[Your goal]: Drop the pictures, then extract the listing word for word.

[Dataset items]
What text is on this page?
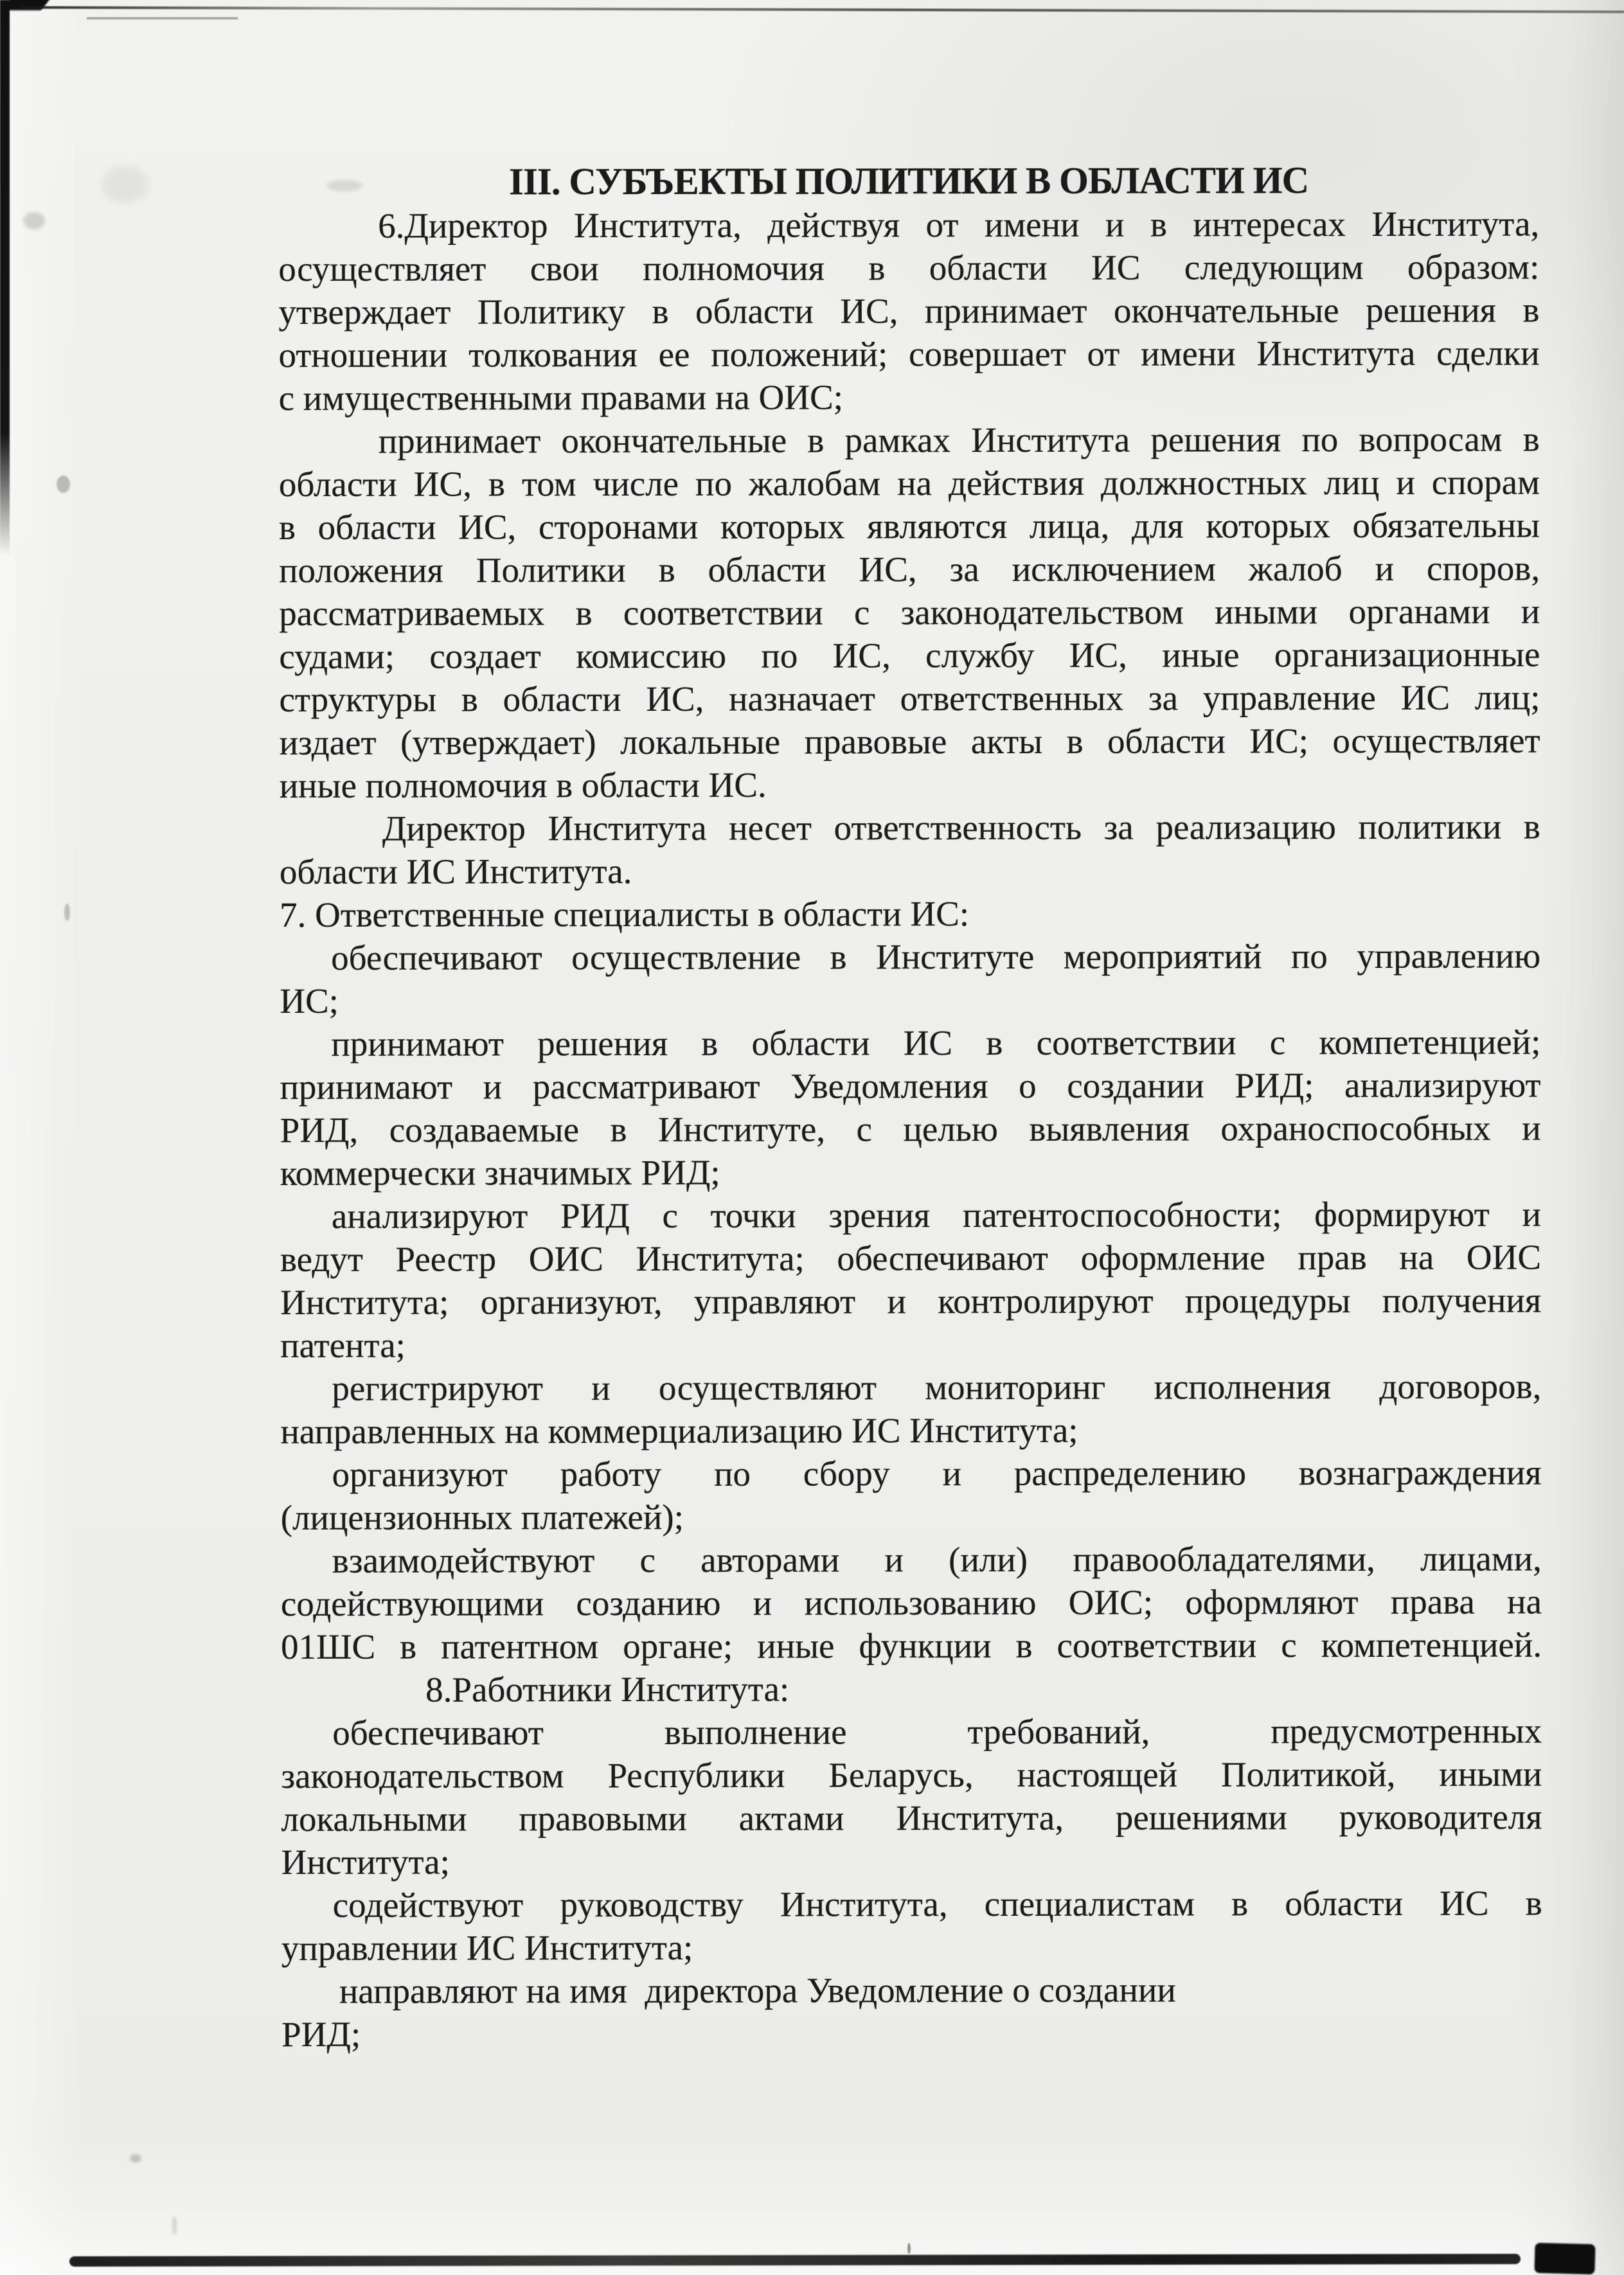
III. СУБЪЕКТЫ ПОЛИТИКИ В ОБЛАСТИ ИС
6.Директор Института, действуя от имени и в интересах Института,
осуществляет свои полномочия в области ИС следующим образом:
утверждает Политику в области ИС, принимает окончательные решения в
отношении толкования ее положений; совершает от имени Института сделки
с имущественными правами на ОИС;
принимает окончательные в рамках Института решения по вопросам в
области ИС, в том числе по жалобам на действия должностных лиц и спорам
в области ИС, сторонами которых являются лица, для которых обязательны
положения Политики в области ИС, за исключением жалоб и споров,
рассматриваемых в соответствии с законодательством иными органами и
судами; создает комиссию по ИС, службу ИС, иные организационные
структуры в области ИС, назначает ответственных за управление ИС лиц;
издает (утверждает) локальные правовые акты в области ИС; осуществляет
иные полномочия в области ИС.
Директор Института несет ответственность за реализацию политики в
области ИС Института.
7. Ответственные специалисты в области ИС:
обеспечивают осуществление в Институте мероприятий по управлению
ИС;
принимают решения в области ИС в соответствии с компетенцией;
принимают и рассматривают Уведомления о создании РИД; анализируют
РИД, создаваемые в Институте, с целью выявления охраноспособных и
коммерчески значимых РИД;
анализируют РИД с точки зрения патентоспособности; формируют и
ведут Реестр ОИС Института; обеспечивают оформление прав на ОИС
Института; организуют, управляют и контролируют процедуры получения
патента;
регистрируют и осуществляют мониторинг исполнения договоров,
направленных на коммерциализацию ИС Института;
организуют работу по сбору и распределению вознаграждения
(лицензионных платежей);
взаимодействуют с авторами и (или) правообладателями, лицами,
содействующими созданию и использованию ОИС; оформляют права на
01ШС в патентном органе; иные функции в соответствии с компетенцией.
8.Работники Института:
обеспечивают выполнение требований, предусмотренных
законодательством Республики Беларусь, настоящей Политикой, иными
локальными правовыми актами Института, решениями руководителя
Института;
содействуют руководству Института, специалистам в области ИС в
управлении ИС Института;
направляют на имя  директора Уведомление о создании
РИД;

[The solution]:
What text is on this page?
III. СУБЪЕКТЫ ПОЛИТИКИ В ОБЛАСТИ ИС
6.Директор Института, действуя от имени и в интересах Института,
осуществляет свои полномочия в области ИС следующим образом:
утверждает Политику в области ИС, принимает окончательные решения в
отношении толкования ее положений; совершает от имени Института сделки
с имущественными правами на ОИС;
принимает окончательные в рамках Института решения по вопросам в
области ИС, в том числе по жалобам на действия должностных лиц и спорам
в области ИС, сторонами которых являются лица, для которых обязательны
положения Политики в области ИС, за исключением жалоб и споров,
рассматриваемых в соответствии с законодательством иными органами и
судами; создает комиссию по ИС, службу ИС, иные организационные
структуры в области ИС, назначает ответственных за управление ИС лиц;
издает (утверждает) локальные правовые акты в области ИС; осуществляет
иные полномочия в области ИС.
Директор Института несет ответственность за реализацию политики в
области ИС Института.
7. Ответственные специалисты в области ИС:
обеспечивают осуществление в Институте мероприятий по управлению
ИС;
принимают решения в области ИС в соответствии с компетенцией;
принимают и рассматривают Уведомления о создании РИД; анализируют
РИД, создаваемые в Институте, с целью выявления охраноспособных и
коммерчески значимых РИД;
анализируют РИД с точки зрения патентоспособности; формируют и
ведут Реестр ОИС Института; обеспечивают оформление прав на ОИС
Института; организуют, управляют и контролируют процедуры получения
патента;
регистрируют и осуществляют мониторинг исполнения договоров,
направленных на коммерциализацию ИС Института;
организуют работу по сбору и распределению вознаграждения
(лицензионных платежей);
взаимодействуют с авторами и (или) правообладателями, лицами,
содействующими созданию и использованию ОИС; оформляют права на
01ШС в патентном органе; иные функции в соответствии с компетенцией.
8.Работники Института:
обеспечивают выполнение требований, предусмотренных
законодательством Республики Беларусь, настоящей Политикой, иными
локальными правовыми актами Института, решениями руководителя
Института;
содействуют руководству Института, специалистам в области ИС в
управлении ИС Института;
направляют на имя  директора Уведомление о создании
РИД;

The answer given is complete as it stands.